# EXERCISE REQUIREMENTS:
Pull every "element" line out of the data below.

(Items from a figure collection)
►

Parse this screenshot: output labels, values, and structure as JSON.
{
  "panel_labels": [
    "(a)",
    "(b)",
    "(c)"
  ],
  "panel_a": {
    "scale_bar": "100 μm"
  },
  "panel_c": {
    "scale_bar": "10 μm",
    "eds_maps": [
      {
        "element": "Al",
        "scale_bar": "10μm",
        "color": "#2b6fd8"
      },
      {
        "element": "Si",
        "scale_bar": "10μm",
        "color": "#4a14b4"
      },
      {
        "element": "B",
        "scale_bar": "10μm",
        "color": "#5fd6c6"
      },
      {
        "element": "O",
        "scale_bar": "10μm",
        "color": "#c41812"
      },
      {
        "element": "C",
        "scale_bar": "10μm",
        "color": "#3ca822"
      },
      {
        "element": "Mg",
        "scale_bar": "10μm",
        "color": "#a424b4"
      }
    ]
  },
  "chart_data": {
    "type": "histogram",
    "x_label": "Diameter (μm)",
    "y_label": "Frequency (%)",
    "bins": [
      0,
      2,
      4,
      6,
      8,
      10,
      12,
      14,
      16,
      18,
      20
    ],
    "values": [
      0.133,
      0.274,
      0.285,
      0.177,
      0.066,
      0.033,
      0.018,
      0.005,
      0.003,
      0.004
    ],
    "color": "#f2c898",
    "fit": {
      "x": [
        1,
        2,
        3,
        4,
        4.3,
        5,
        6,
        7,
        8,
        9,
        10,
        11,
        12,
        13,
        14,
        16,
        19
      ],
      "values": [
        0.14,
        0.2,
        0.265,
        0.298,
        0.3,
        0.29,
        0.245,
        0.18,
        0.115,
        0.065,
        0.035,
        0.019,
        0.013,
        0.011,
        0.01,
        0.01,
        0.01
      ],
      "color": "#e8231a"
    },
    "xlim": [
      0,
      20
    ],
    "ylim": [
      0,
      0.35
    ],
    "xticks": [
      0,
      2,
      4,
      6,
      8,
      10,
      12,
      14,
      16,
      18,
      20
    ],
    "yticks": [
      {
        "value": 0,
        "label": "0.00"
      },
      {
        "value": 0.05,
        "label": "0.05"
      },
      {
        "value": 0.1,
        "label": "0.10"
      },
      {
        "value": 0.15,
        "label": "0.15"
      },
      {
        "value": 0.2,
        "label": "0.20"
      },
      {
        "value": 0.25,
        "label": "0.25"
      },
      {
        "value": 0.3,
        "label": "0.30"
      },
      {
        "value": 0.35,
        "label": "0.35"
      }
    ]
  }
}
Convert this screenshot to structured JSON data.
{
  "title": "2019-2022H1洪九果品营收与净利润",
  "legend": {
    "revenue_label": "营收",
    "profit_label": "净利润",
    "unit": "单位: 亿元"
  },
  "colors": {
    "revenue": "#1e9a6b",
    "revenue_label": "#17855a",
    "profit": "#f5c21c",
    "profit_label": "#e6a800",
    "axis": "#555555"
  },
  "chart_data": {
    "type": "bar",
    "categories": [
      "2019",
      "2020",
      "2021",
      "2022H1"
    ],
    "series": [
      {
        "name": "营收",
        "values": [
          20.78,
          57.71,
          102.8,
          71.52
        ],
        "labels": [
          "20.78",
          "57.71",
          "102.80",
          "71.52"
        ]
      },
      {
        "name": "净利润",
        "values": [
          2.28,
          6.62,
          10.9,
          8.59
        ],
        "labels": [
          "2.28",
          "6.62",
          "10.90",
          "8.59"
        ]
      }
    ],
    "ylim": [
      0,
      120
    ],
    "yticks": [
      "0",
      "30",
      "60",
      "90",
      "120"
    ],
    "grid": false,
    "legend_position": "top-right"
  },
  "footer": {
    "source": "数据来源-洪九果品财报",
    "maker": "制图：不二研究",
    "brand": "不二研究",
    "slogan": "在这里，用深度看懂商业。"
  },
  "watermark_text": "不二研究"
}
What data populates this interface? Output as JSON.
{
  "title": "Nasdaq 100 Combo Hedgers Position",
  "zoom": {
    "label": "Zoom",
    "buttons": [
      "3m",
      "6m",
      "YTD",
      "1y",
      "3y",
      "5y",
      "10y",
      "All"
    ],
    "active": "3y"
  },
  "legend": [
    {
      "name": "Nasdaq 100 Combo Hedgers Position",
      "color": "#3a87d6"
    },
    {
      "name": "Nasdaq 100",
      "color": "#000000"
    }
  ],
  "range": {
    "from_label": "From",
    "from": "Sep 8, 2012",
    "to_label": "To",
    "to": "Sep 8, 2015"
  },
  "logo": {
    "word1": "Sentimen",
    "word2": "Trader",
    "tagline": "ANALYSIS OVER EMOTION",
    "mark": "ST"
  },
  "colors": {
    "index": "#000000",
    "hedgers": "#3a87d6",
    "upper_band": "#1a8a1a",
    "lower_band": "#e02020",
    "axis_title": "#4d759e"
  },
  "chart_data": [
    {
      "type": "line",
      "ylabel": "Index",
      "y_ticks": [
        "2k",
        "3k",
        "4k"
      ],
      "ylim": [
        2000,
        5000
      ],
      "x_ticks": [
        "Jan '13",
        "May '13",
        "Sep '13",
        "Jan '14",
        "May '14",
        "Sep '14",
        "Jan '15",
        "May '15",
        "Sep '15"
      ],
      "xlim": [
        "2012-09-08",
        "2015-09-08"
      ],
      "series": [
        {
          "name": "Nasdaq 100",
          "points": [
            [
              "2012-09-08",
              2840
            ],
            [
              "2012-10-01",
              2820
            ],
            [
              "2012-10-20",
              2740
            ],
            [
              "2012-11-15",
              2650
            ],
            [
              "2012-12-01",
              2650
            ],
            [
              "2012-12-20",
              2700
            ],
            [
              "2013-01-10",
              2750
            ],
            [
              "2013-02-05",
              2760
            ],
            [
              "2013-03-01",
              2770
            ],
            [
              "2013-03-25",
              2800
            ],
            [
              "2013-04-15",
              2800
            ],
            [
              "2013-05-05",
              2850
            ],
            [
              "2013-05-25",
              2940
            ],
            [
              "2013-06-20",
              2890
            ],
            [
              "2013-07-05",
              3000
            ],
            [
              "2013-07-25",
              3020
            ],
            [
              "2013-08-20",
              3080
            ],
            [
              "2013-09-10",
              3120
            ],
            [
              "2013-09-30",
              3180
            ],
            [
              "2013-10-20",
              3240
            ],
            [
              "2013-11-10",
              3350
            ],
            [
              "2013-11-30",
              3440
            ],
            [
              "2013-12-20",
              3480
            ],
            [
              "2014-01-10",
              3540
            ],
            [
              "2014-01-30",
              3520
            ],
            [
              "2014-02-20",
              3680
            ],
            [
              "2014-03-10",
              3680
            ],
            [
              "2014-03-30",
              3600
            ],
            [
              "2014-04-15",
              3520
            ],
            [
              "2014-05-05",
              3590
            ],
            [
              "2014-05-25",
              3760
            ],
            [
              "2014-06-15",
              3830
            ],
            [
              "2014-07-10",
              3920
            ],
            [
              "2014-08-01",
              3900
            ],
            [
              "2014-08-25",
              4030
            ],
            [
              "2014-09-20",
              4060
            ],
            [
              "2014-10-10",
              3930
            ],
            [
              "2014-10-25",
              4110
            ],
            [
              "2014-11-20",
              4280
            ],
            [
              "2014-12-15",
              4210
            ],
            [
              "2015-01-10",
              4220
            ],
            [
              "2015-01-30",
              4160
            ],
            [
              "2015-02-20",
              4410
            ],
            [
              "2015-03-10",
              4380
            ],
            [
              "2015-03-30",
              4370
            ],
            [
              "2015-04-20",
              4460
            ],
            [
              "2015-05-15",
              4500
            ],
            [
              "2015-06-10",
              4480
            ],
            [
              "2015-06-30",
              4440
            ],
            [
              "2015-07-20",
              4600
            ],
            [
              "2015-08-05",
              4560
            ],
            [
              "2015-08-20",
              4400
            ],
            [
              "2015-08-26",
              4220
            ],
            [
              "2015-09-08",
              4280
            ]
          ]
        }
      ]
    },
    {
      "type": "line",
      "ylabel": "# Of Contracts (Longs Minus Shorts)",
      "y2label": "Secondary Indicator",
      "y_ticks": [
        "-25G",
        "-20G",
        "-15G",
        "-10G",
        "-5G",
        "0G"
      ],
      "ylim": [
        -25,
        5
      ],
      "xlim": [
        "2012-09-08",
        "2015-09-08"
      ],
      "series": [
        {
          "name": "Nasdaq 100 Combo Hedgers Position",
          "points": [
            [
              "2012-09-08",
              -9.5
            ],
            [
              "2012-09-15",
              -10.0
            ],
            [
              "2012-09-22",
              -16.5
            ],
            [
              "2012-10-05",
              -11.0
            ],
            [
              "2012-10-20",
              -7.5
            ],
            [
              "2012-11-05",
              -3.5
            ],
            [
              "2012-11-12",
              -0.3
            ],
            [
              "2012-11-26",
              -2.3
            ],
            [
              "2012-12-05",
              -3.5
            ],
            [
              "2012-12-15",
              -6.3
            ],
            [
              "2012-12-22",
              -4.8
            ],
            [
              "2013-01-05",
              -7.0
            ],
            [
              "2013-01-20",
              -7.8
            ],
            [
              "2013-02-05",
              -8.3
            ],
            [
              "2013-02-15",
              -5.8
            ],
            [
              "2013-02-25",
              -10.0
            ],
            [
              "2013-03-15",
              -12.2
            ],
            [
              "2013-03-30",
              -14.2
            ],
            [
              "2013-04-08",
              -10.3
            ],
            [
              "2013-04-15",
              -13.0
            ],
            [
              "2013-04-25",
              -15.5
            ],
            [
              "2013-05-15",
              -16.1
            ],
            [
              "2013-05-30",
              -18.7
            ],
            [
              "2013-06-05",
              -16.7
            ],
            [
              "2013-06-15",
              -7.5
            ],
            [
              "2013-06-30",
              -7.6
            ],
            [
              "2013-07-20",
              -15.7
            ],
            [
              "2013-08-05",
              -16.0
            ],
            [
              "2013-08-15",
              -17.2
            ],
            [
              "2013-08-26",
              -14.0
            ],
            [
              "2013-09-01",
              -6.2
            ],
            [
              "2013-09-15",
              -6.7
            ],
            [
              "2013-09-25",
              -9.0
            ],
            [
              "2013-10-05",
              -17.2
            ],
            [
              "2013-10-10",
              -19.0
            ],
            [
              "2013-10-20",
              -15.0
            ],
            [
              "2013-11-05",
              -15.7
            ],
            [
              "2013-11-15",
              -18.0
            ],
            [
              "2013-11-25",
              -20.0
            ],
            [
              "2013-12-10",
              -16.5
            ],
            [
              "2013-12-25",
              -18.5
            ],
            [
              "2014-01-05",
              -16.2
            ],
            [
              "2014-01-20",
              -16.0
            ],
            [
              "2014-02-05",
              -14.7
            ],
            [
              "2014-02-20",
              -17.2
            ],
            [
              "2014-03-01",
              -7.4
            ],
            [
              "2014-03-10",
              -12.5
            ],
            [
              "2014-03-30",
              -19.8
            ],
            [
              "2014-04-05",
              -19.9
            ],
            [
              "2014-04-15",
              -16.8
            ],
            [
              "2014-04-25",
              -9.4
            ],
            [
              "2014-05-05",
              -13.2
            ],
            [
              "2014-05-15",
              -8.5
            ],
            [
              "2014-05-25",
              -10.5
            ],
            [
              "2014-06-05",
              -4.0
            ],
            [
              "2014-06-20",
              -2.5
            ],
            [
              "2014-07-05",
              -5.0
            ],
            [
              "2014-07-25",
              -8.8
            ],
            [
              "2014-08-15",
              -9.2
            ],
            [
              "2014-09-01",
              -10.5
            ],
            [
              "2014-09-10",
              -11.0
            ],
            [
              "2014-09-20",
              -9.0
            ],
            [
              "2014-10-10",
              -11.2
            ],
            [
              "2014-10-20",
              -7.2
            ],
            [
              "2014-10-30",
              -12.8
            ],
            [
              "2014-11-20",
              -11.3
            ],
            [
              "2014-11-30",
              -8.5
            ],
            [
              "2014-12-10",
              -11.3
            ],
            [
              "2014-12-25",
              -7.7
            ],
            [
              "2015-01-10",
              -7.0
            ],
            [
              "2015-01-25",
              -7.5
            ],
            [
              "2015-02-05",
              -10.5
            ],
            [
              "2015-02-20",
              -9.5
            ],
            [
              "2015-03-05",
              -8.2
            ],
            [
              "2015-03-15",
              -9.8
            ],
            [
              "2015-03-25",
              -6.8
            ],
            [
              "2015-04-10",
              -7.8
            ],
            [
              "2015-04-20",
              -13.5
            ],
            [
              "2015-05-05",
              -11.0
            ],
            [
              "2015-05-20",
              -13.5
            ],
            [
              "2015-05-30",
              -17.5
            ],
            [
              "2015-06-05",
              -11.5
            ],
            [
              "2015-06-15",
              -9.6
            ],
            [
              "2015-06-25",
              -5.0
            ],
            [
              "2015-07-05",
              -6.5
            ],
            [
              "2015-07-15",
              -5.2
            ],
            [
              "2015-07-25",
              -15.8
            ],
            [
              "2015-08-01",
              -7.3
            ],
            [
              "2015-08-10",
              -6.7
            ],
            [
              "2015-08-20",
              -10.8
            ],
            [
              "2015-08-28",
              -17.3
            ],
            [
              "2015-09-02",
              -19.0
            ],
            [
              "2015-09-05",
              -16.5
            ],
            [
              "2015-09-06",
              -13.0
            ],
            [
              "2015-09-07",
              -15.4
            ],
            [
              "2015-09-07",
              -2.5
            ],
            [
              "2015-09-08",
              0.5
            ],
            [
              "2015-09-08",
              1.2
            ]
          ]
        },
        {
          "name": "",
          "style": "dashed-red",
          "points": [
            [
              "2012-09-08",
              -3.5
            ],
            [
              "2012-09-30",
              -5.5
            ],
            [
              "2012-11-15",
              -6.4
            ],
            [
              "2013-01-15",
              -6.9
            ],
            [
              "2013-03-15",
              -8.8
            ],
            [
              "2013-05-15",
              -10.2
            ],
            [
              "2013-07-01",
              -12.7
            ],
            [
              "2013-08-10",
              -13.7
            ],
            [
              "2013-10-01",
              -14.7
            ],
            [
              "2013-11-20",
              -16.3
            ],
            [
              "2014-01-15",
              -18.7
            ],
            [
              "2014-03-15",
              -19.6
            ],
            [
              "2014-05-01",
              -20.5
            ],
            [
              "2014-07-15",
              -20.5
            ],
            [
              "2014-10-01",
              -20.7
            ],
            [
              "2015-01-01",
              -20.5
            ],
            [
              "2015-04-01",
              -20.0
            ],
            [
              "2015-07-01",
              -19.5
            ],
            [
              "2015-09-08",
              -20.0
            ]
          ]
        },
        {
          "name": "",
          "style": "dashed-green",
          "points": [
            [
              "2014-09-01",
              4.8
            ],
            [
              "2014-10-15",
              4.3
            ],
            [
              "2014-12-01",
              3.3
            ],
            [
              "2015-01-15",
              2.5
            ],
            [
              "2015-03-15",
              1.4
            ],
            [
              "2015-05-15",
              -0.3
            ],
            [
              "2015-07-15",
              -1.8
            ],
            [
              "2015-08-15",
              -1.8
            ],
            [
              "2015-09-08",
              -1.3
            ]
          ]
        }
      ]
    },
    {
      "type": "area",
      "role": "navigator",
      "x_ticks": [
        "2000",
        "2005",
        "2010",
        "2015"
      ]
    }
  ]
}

◄

# SOLUTION:
        "element": "Al",
        "element": "Si",
        "element": "B",
        "element": "O",
        "element": "C",
        "element": "Mg",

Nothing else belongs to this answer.